> [What you will do]
Transcribe all the entries word for word, but omit the images.
=== Given information ===
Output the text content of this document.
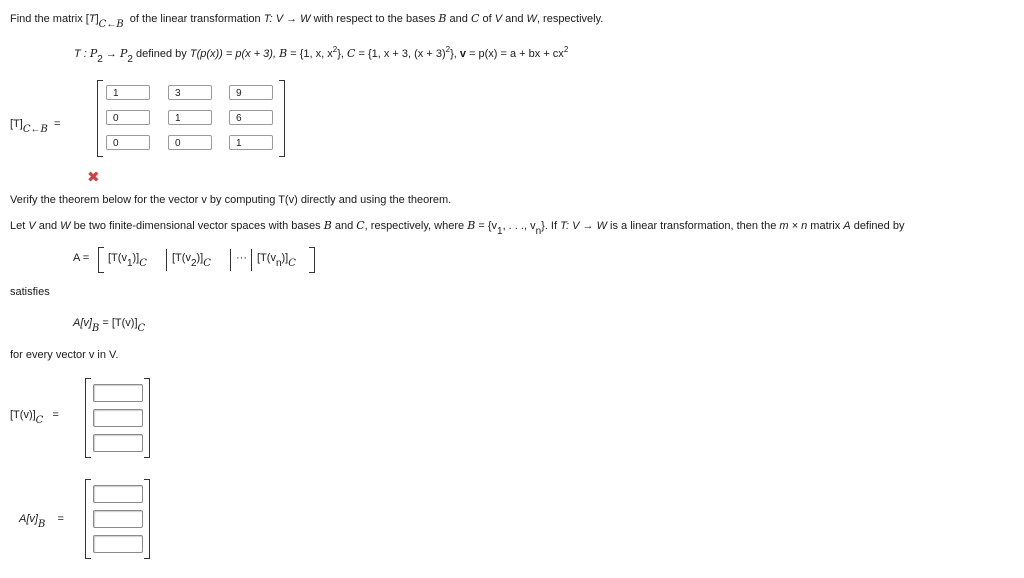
Find the matrix [T]C←B of the linear transformation T: V → W with respect to the bases B and C of V and W, respectively.
T : P2 → P2 defined by T(p(x)) = p(x + 3), B = {1, x, $x^2$}, C = {1, x + 3, $(x + 3)^2$}, v = p(x) = a + bx + $cx^2$
[T]C←B =
1	3	9
0	1	6
0	0	1
✖
Verify the theorem below for the vector v by computing T(v) directly and using the theorem.
Let V and W be two finite-dimensional vector spaces with bases B and C, respectively, where B = {v1, . . ., vn}. If T: V → W is a linear transformation, then the m × n matrix A defined by
A = [T(v1)]C [T(v2)]C ··· [T(vn)]C
satisfies
A[v]B = [T(v)]C
for every vector v in V.
[T(v)]C =
A[v]B =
===
> [The output]
Output the text content of this document.
Find the matrix [T]C←B of the linear transformation T: V → W with respect to the bases B and C of V and W, respectively.
T : P2 → P2 defined by T(p(x)) = p(x + 3), B = {1, x, $x^2$}, C = {1, x + 3, $(x + 3)^2$}, v = p(x) = a + bx + $cx^2$
[T]C←B =
1	3	9
0	1	6
0	0	1
✖
Verify the theorem below for the vector v by computing T(v) directly and using the theorem.
Let V and W be two finite-dimensional vector spaces with bases B and C, respectively, where B = {v1, . . ., vn}. If T: V → W is a linear transformation, then the m × n matrix A defined by
A = [T(v1)]C [T(v2)]C ··· [T(vn)]C
satisfies
A[v]B = [T(v)]C
for every vector v in V.
[T(v)]C =
A[v]B =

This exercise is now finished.